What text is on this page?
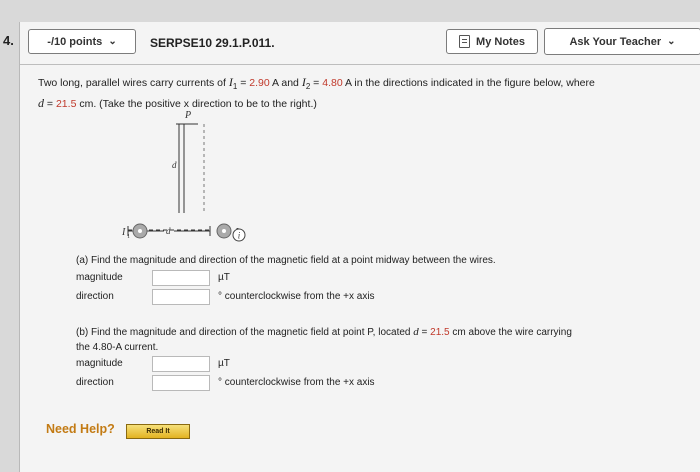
4.	-/10 points ⌄	SERPSE10 29.1.P.011.	My Notes	Ask Your Teacher ⌄
Two long, parallel wires carry currents of $I_1 = 2.90$ A and $I_2 = 4.80$ A in the directions indicated in the figure below, where
d = 21.5 cm. (Take the positive x direction to be to the right.)
P
d
d
I 1	i
(a) Find the magnitude and direction of the magnetic field at a point midway between the wires.
magnitude	µT
direction	° counterclockwise from the +x axis
(b) Find the magnitude and direction of the magnetic field at point P, located d = 21.5 cm above the wire carrying
the 4.80-A current.
magnitude	µT
direction	° counterclockwise from the +x axis
Need Help?	Read It
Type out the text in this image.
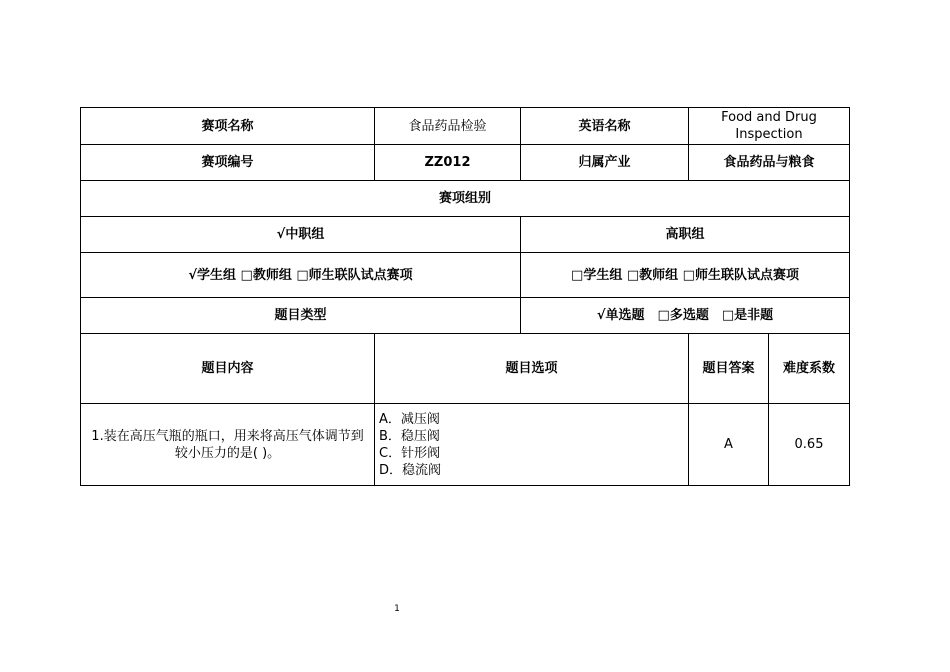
赛项名称	食品药品检验	英语名称	Food and Drug
Inspection	
赛项编号	ZZ012	归属产业	食品药品与粮食	
赛项组别				
√中职组		高职组		
√学生组 □教师组 □师生联队试点赛项		□学生组 □教师组 □师生联队试点赛项		
题目类型		√单选题　□多选题　□是非题		
题目内容	题目选项		题目答案	难度系数
1.装在高压气瓶的瓶口，用来将高压气体调节到较小压力的是( )。	A．减压阀
B．稳压阀
C．针形阀
D．稳流阀		A	0.65
1
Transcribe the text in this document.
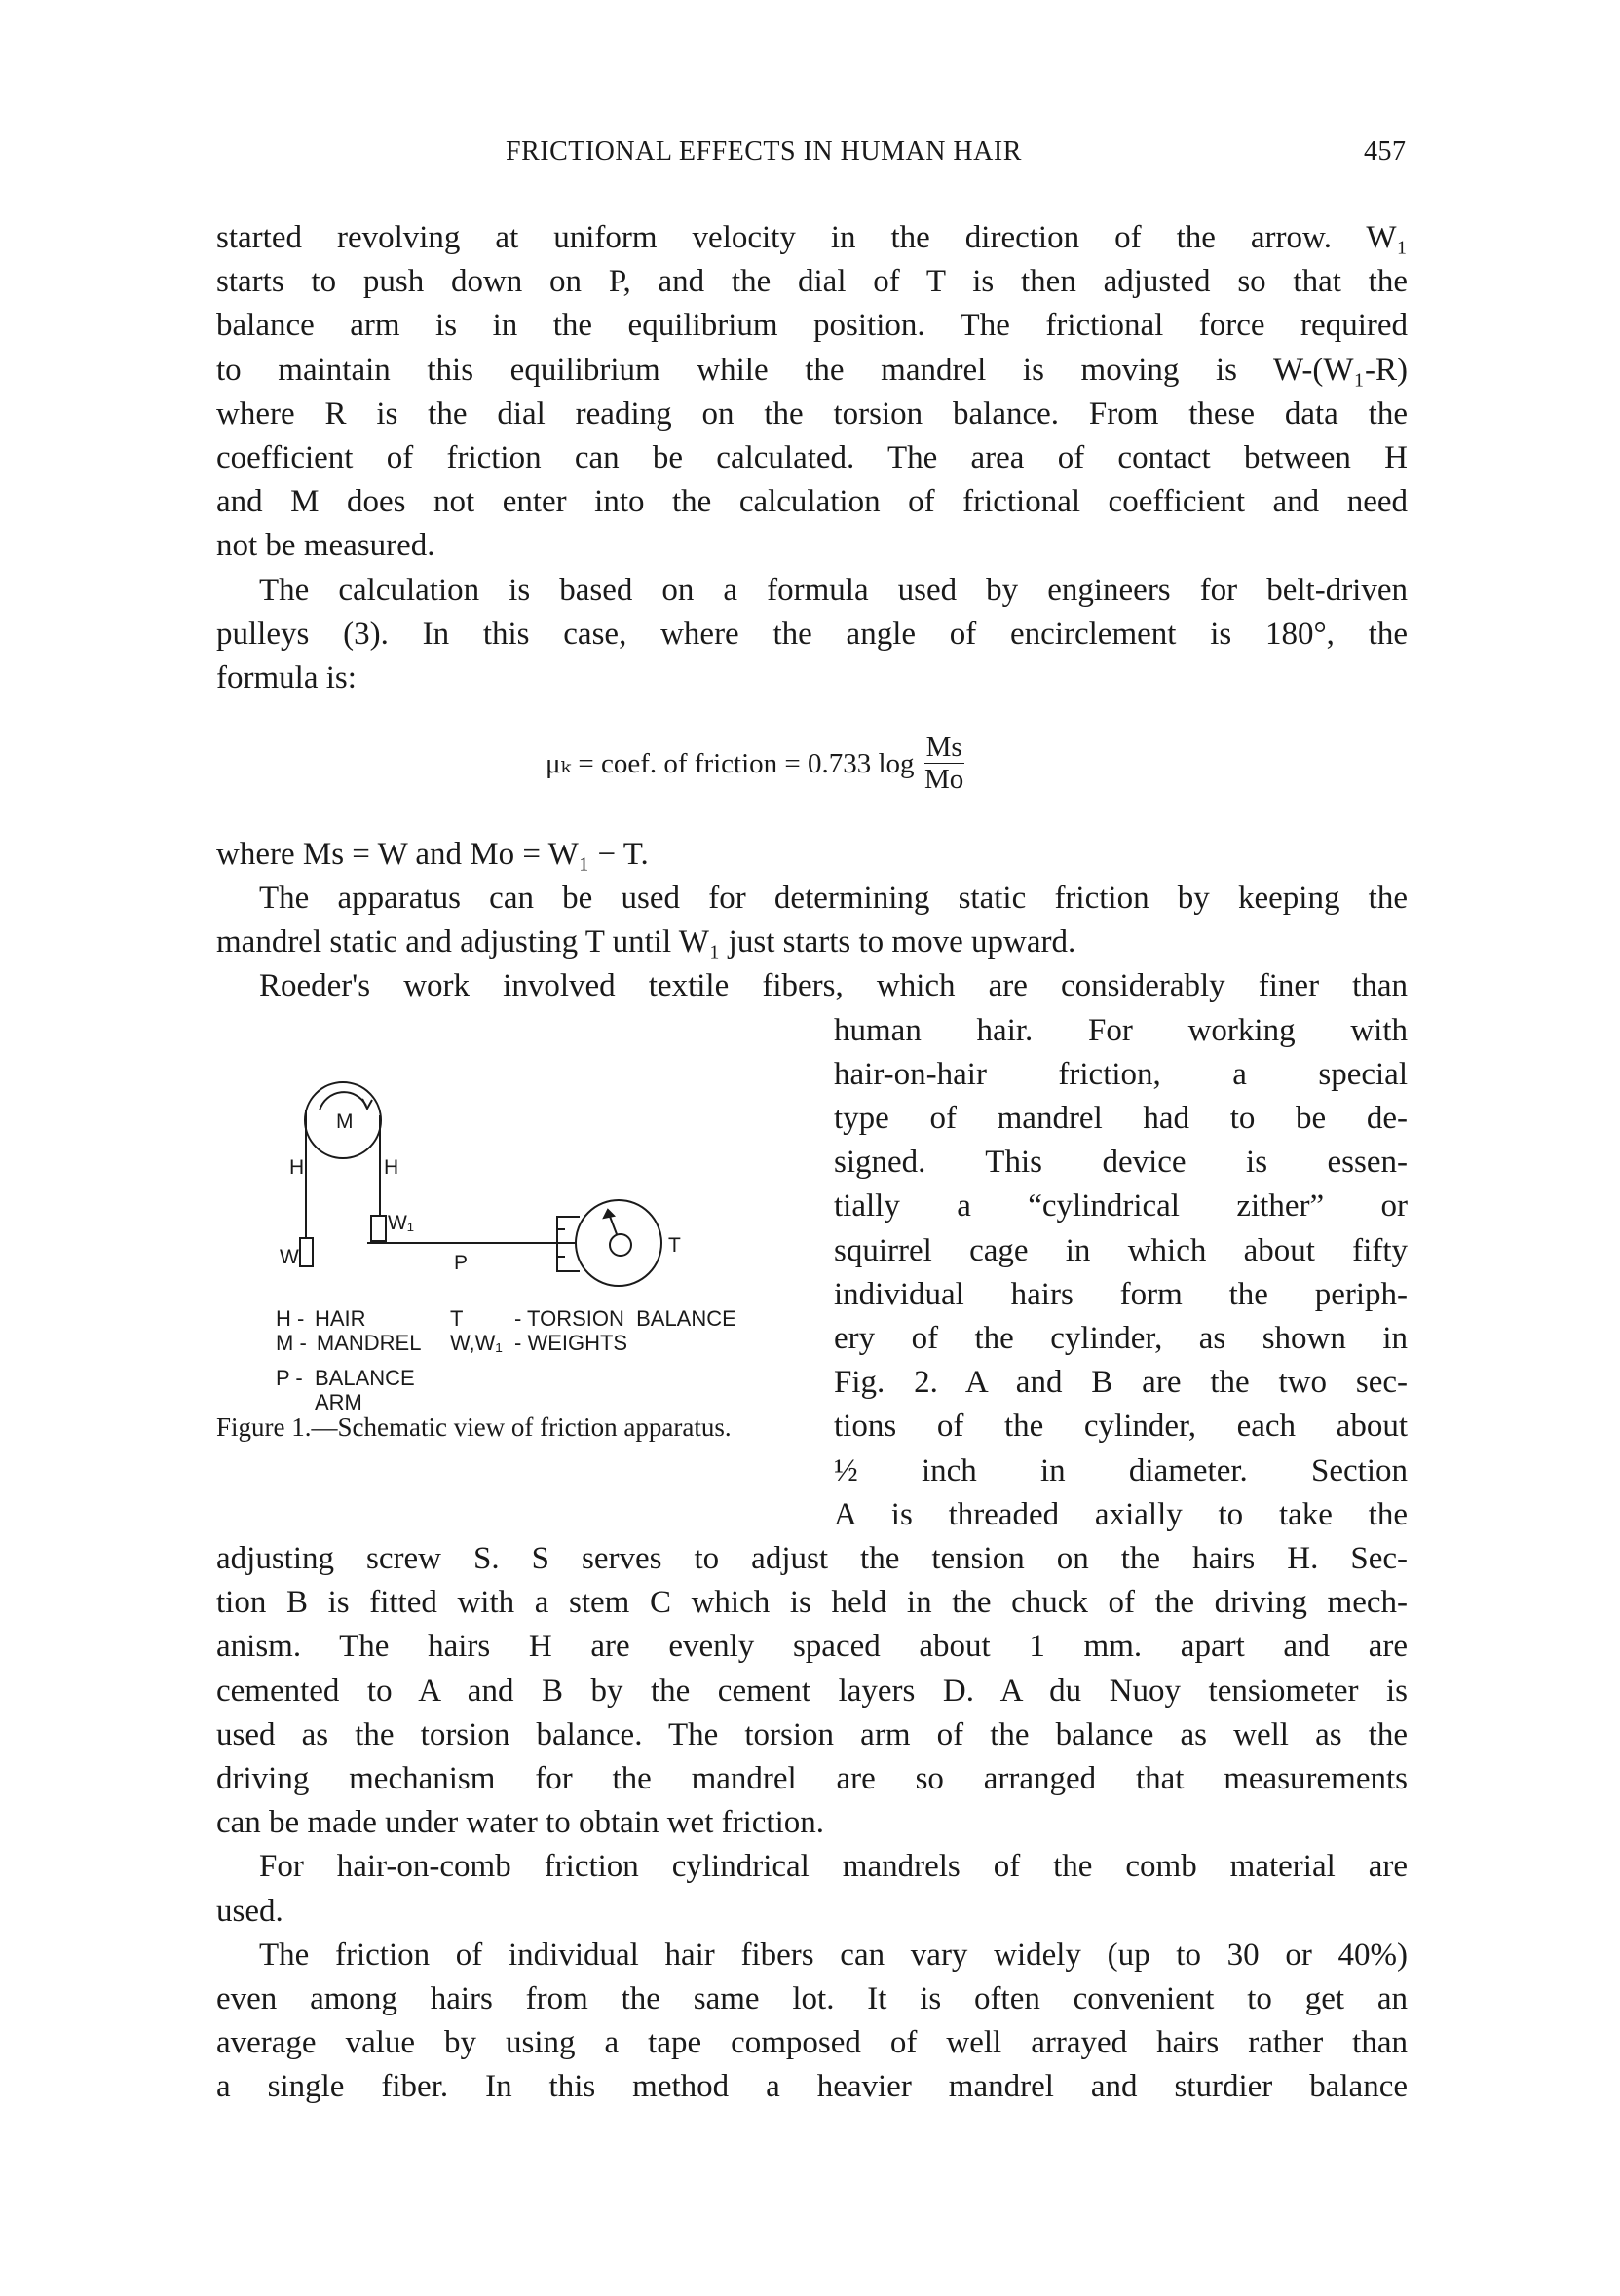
FRICTIONAL EFFECTS IN HUMAN HAIR	457
started revolving at uniform velocity in the direction of the arrow. W₁
starts to push down on P, and the dial of T is then adjusted so that the
balance arm is in the equilibrium position. The frictional force required
to maintain this equilibrium while the mandrel is moving is W-(W₁-R)
where R is the dial reading on the torsion balance. From these data the
coefficient of friction can be calculated. The area of contact between H
and M does not enter into the calculation of frictional coefficient and need
not be measured.
The calculation is based on a formula used by engineers for belt-driven
pulleys (3). In this case, where the angle of encirclement is 180°, the
formula is:
where Ms = W and Mo = W₁ − T.
The apparatus can be used for determining static friction by keeping the
mandrel static and adjusting T until W₁ just starts to move upward.
Roeder's work involved textile fibers, which are considerably finer than
human hair. For working with
hair-on-hair friction, a special
type of mandrel had to be de-
signed. This device is essen-
tially a “cylindrical zither” or
squirrel cage in which about fifty
individual hairs form the periph-
ery of the cylinder, as shown in
Fig. 2. A and B are the two sec-
tions of the cylinder, each about
½ inch in diameter. Section
A is threaded axially to take the
adjusting screw S. S serves to adjust the tension on the hairs H. Sec-
tion B is fitted with a stem C which is held in the chuck of the driving mech-
anism. The hairs H are evenly spaced about 1 mm. apart and are
cemented to A and B by the cement layers D. A du Nuoy tensiometer is
used as the torsion balance. The torsion arm of the balance as well as the
driving mechanism for the mandrel are so arranged that measurements
can be made under water to obtain wet friction.
For hair-on-comb friction cylindrical mandrels of the comb material are
used.
The friction of individual hair fibers can vary widely (up to 30 or 40%)
even among hairs from the same lot. It is often convenient to get an
average value by using a tape composed of well arrayed hairs rather than
a single fiber. In this method a heavier mandrel and sturdier balance
μₖ = coef. of friction = 0.733 $\log \frac{Ms}{Mo}$
M
H	H
W
W₁
P
T
H - HAIR
M - MANDREL
P - BALANCE
ARM
T	- TORSION  BALANCE
W,W₁ - WEIGHTS
Figure 1.—Schematic view of friction apparatus.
*****
Extract every line from the records above that contains the word "cylindrical".

tially a “cylindrical zither” or
For hair-on-comb friction cylindrical mandrels of the comb material are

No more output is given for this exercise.